A block of data:
····················

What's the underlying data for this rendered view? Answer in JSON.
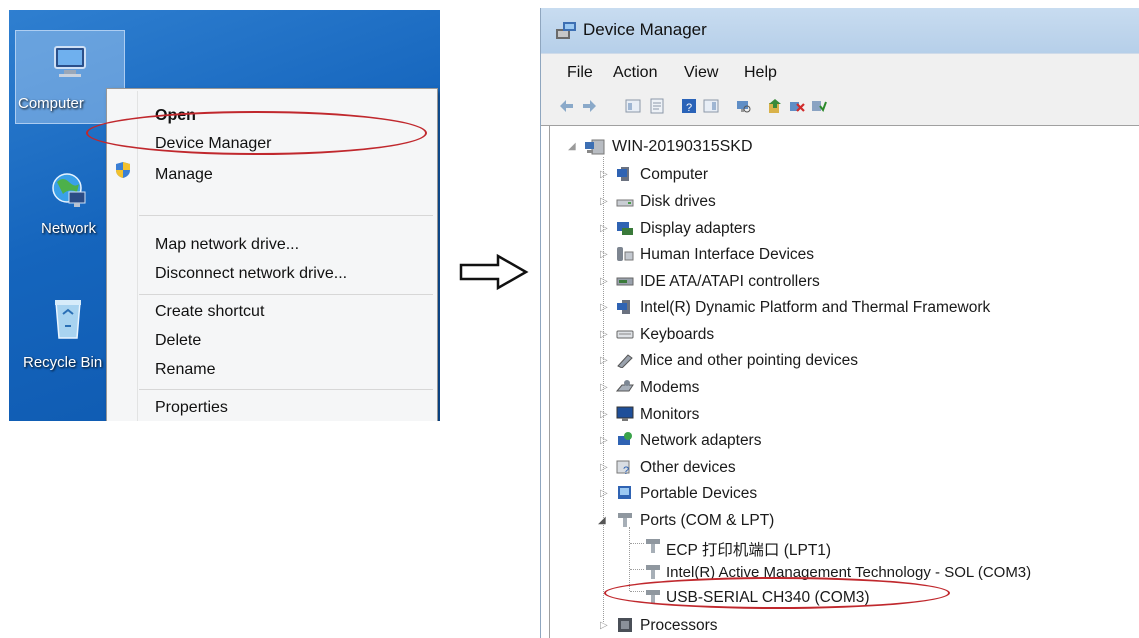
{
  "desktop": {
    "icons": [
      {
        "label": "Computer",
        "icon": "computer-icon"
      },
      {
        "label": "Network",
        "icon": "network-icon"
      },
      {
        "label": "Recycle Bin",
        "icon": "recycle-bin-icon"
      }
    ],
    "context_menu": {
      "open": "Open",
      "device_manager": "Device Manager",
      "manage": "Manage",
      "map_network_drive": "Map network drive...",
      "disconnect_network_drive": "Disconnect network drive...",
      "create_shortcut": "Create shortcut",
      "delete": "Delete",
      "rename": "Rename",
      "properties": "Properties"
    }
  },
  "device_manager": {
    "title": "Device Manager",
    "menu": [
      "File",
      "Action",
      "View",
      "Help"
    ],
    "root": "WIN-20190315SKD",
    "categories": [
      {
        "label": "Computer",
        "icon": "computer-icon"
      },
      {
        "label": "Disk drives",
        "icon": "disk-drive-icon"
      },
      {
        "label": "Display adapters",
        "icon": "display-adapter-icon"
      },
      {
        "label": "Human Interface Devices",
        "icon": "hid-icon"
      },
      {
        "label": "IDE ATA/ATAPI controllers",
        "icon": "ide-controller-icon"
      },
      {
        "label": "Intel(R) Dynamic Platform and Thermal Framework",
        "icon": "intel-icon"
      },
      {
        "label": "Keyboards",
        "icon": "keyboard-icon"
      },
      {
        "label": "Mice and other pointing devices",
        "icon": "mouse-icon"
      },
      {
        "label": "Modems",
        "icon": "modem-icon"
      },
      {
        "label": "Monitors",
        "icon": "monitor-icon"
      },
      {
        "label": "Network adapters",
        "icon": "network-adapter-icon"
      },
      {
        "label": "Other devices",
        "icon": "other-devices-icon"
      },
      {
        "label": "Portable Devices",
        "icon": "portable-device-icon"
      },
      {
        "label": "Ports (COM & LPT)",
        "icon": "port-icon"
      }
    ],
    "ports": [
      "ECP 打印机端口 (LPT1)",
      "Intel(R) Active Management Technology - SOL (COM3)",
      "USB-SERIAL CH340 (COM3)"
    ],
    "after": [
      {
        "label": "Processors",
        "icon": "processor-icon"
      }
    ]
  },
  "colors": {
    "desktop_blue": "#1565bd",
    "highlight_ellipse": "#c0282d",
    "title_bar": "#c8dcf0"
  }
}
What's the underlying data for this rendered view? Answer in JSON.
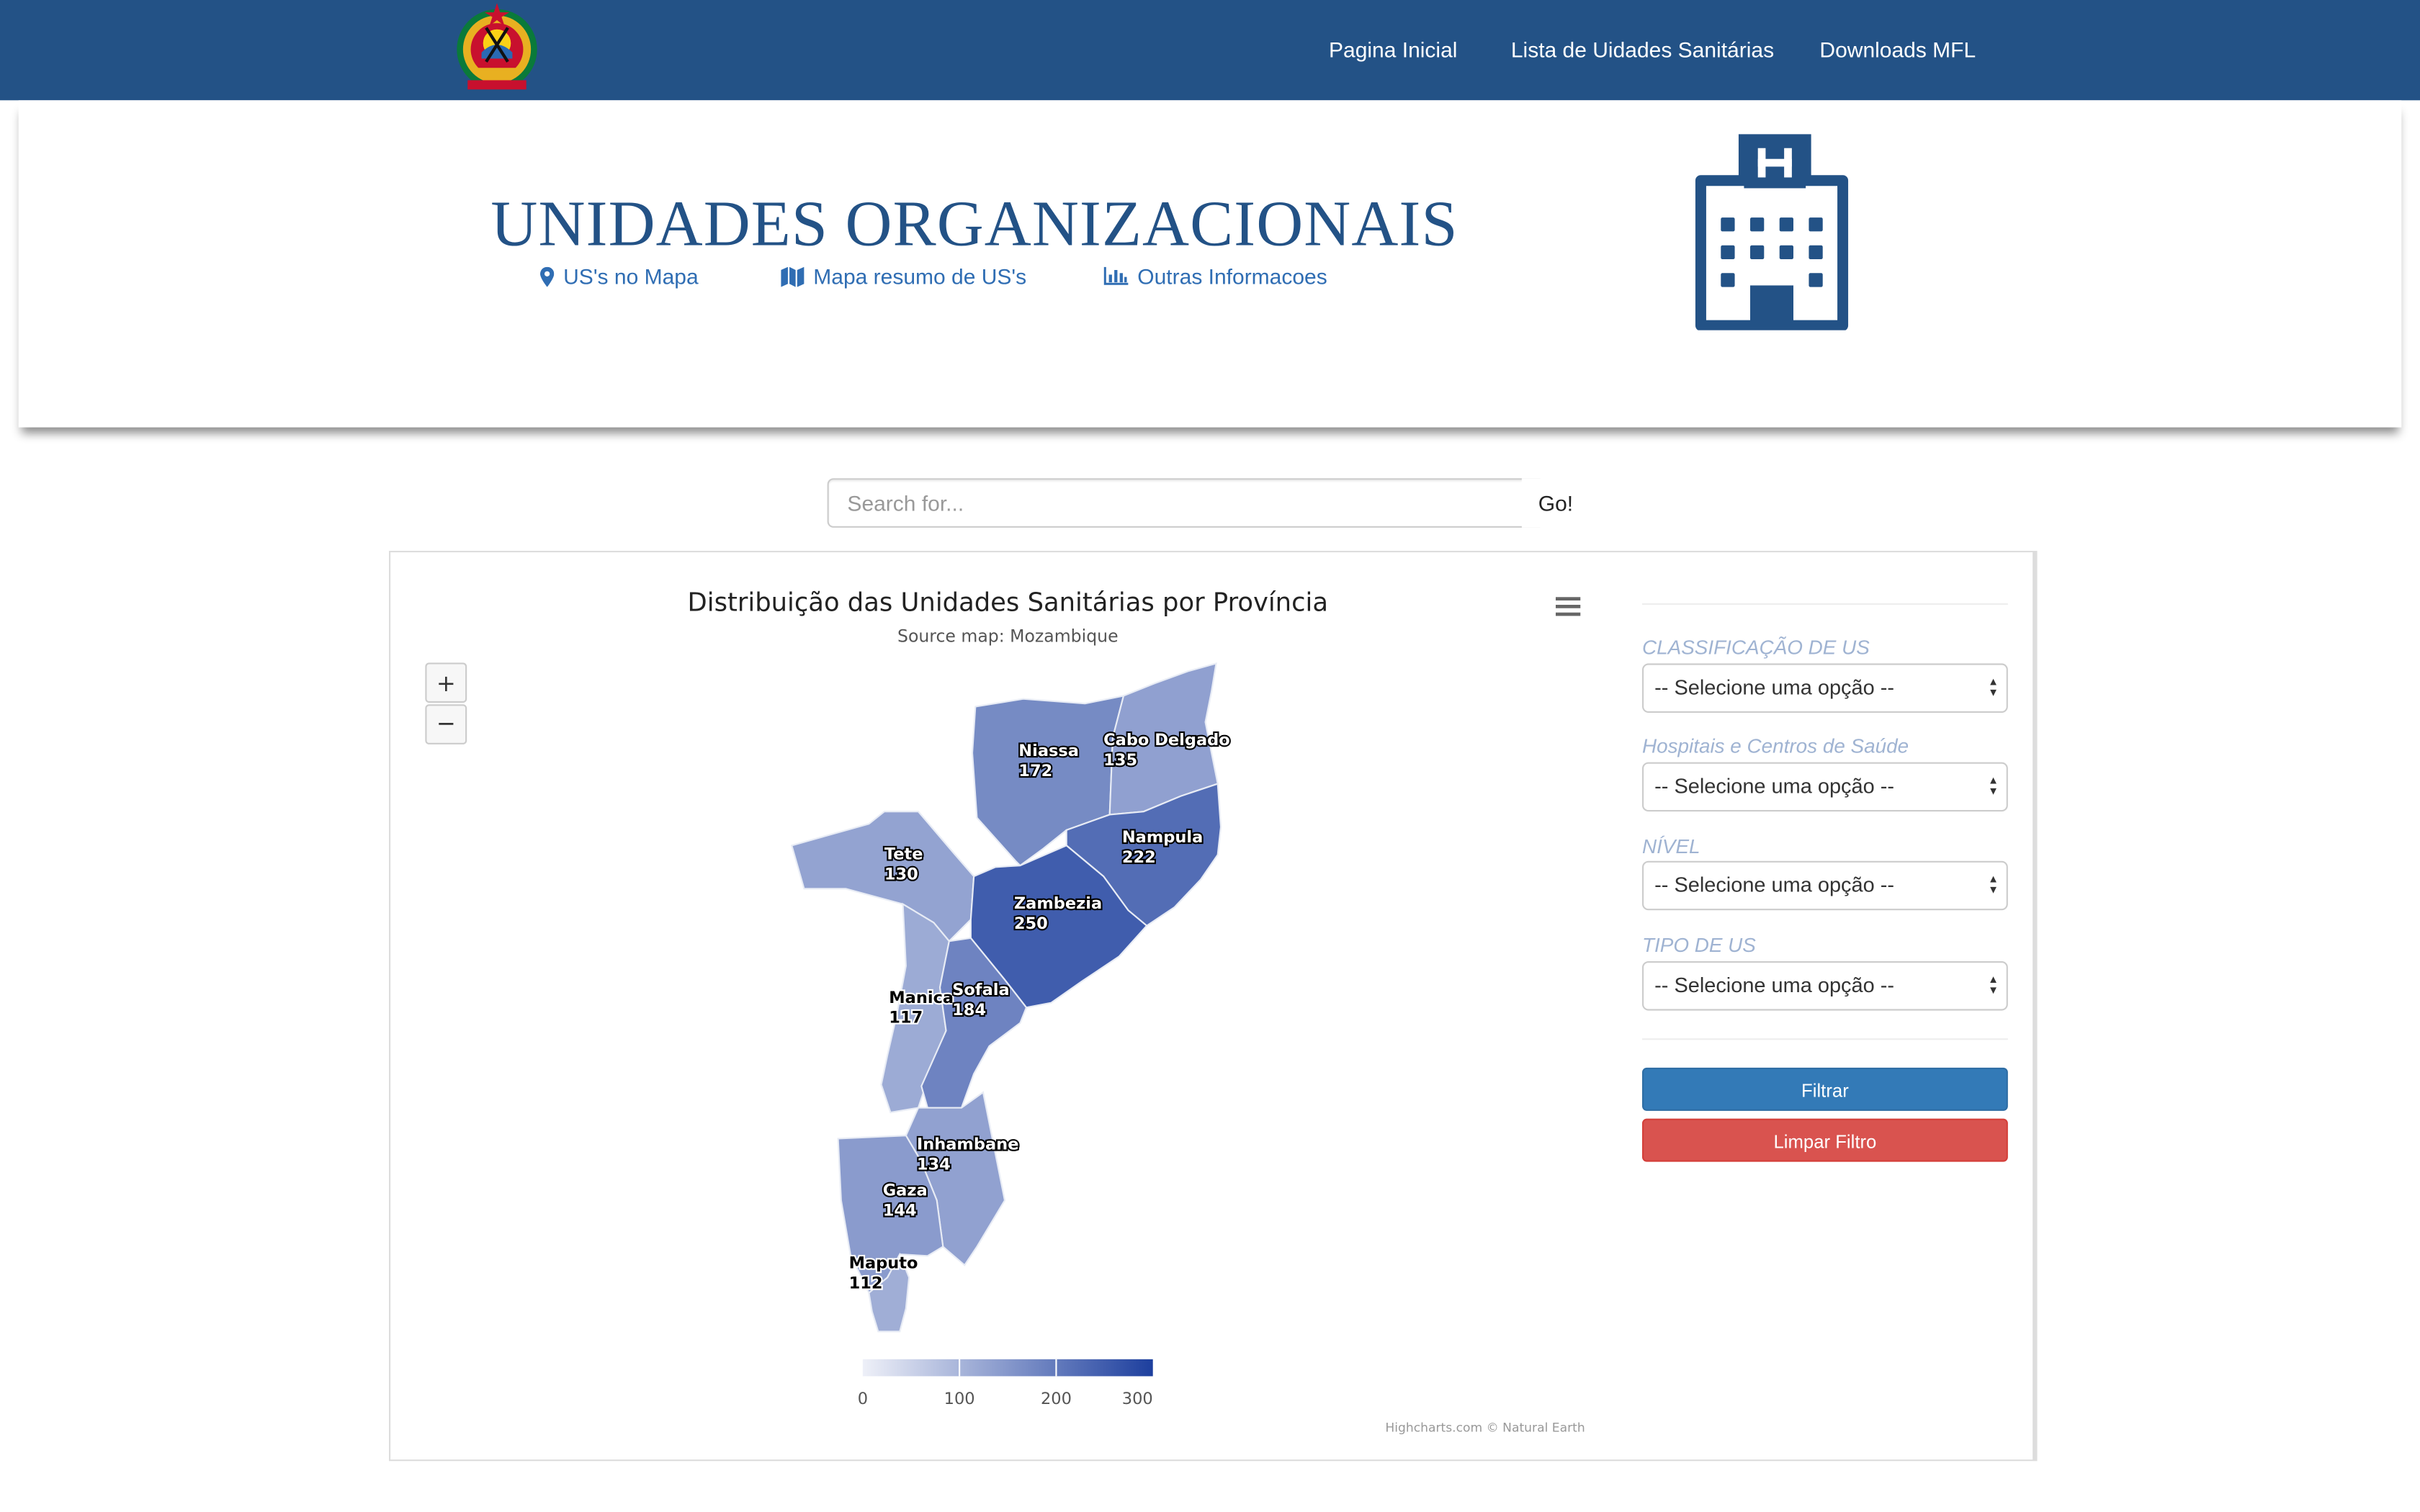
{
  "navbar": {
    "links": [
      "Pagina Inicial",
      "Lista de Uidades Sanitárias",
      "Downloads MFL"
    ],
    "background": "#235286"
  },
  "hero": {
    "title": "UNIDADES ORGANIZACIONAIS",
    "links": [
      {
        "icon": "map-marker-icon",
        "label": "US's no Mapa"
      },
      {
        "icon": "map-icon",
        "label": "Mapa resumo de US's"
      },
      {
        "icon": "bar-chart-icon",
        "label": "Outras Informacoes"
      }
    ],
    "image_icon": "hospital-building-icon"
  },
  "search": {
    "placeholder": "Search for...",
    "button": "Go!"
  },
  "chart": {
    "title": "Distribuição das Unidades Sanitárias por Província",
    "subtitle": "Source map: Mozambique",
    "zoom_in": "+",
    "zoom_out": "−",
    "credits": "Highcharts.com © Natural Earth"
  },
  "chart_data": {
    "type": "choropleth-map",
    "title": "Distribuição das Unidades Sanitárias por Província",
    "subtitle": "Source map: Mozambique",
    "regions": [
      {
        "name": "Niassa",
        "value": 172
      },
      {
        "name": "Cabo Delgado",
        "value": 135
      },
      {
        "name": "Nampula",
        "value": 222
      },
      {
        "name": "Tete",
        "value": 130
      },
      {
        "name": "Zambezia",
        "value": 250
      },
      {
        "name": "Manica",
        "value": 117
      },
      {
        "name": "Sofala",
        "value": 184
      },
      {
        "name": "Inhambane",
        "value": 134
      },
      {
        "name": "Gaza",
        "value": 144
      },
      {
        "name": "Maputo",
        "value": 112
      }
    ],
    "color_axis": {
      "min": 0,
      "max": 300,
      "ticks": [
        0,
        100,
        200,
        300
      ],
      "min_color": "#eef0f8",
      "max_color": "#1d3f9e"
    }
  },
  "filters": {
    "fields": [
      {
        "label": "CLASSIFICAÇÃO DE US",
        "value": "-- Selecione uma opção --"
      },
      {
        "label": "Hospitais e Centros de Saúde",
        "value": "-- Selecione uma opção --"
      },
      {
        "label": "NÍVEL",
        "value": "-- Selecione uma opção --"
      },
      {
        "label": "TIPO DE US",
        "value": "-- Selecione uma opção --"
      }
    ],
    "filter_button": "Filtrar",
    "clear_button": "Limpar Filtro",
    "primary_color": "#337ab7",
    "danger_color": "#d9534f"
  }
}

····················

### WHAT IS EXPECTED:
Without including any pictures, output all the entries above exactly.

### REPLY:
What's the underlying data for this rendered view? Answer in JSON.
{
  "desktop": {
    "icons": [
      {
        "label": "Computer",
        "icon": "computer-icon"
      },
      {
        "label": "Network",
        "icon": "network-icon"
      },
      {
        "label": "Recycle Bin",
        "icon": "recycle-bin-icon"
      }
    ],
    "context_menu": {
      "open": "Open",
      "device_manager": "Device Manager",
      "manage": "Manage",
      "map_network_drive": "Map network drive...",
      "disconnect_network_drive": "Disconnect network drive...",
      "create_shortcut": "Create shortcut",
      "delete": "Delete",
      "rename": "Rename",
      "properties": "Properties"
    }
  },
  "device_manager": {
    "title": "Device Manager",
    "menu": [
      "File",
      "Action",
      "View",
      "Help"
    ],
    "root": "WIN-20190315SKD",
    "categories": [
      {
        "label": "Computer",
        "icon": "computer-icon"
      },
      {
        "label": "Disk drives",
        "icon": "disk-drive-icon"
      },
      {
        "label": "Display adapters",
        "icon": "display-adapter-icon"
      },
      {
        "label": "Human Interface Devices",
        "icon": "hid-icon"
      },
      {
        "label": "IDE ATA/ATAPI controllers",
        "icon": "ide-controller-icon"
      },
      {
        "label": "Intel(R) Dynamic Platform and Thermal Framework",
        "icon": "intel-icon"
      },
      {
        "label": "Keyboards",
        "icon": "keyboard-icon"
      },
      {
        "label": "Mice and other pointing devices",
        "icon": "mouse-icon"
      },
      {
        "label": "Modems",
        "icon": "modem-icon"
      },
      {
        "label": "Monitors",
        "icon": "monitor-icon"
      },
      {
        "label": "Network adapters",
        "icon": "network-adapter-icon"
      },
      {
        "label": "Other devices",
        "icon": "other-devices-icon"
      },
      {
        "label": "Portable Devices",
        "icon": "portable-device-icon"
      },
      {
        "label": "Ports (COM & LPT)",
        "icon": "port-icon"
      }
    ],
    "ports": [
      "ECP 打印机端口 (LPT1)",
      "Intel(R) Active Management Technology - SOL (COM3)",
      "USB-SERIAL CH340 (COM3)"
    ],
    "after": [
      {
        "label": "Processors",
        "icon": "processor-icon"
      }
    ]
  },
  "colors": {
    "desktop_blue": "#1565bd",
    "highlight_ellipse": "#c0282d",
    "title_bar": "#c8dcf0"
  }
}
What's the underlying data for this rendered view? Answer in JSON.
{
  "navbar": {
    "links": [
      "Pagina Inicial",
      "Lista de Uidades Sanitárias",
      "Downloads MFL"
    ],
    "background": "#235286"
  },
  "hero": {
    "title": "UNIDADES ORGANIZACIONAIS",
    "links": [
      {
        "icon": "map-marker-icon",
        "label": "US's no Mapa"
      },
      {
        "icon": "map-icon",
        "label": "Mapa resumo de US's"
      },
      {
        "icon": "bar-chart-icon",
        "label": "Outras Informacoes"
      }
    ],
    "image_icon": "hospital-building-icon"
  },
  "search": {
    "placeholder": "Search for...",
    "button": "Go!"
  },
  "chart": {
    "title": "Distribuição das Unidades Sanitárias por Província",
    "subtitle": "Source map: Mozambique",
    "zoom_in": "+",
    "zoom_out": "−",
    "credits": "Highcharts.com © Natural Earth"
  },
  "chart_data": {
    "type": "choropleth-map",
    "title": "Distribuição das Unidades Sanitárias por Província",
    "subtitle": "Source map: Mozambique",
    "regions": [
      {
        "name": "Niassa",
        "value": 172
      },
      {
        "name": "Cabo Delgado",
        "value": 135
      },
      {
        "name": "Nampula",
        "value": 222
      },
      {
        "name": "Tete",
        "value": 130
      },
      {
        "name": "Zambezia",
        "value": 250
      },
      {
        "name": "Manica",
        "value": 117
      },
      {
        "name": "Sofala",
        "value": 184
      },
      {
        "name": "Inhambane",
        "value": 134
      },
      {
        "name": "Gaza",
        "value": 144
      },
      {
        "name": "Maputo",
        "value": 112
      }
    ],
    "color_axis": {
      "min": 0,
      "max": 300,
      "ticks": [
        0,
        100,
        200,
        300
      ],
      "min_color": "#eef0f8",
      "max_color": "#1d3f9e"
    }
  },
  "filters": {
    "fields": [
      {
        "label": "CLASSIFICAÇÃO DE US",
        "value": "-- Selecione uma opção --"
      },
      {
        "label": "Hospitais e Centros de Saúde",
        "value": "-- Selecione uma opção --"
      },
      {
        "label": "NÍVEL",
        "value": "-- Selecione uma opção --"
      },
      {
        "label": "TIPO DE US",
        "value": "-- Selecione uma opção --"
      }
    ],
    "filter_button": "Filtrar",
    "clear_button": "Limpar Filtro",
    "primary_color": "#337ab7",
    "danger_color": "#d9534f"
  }
}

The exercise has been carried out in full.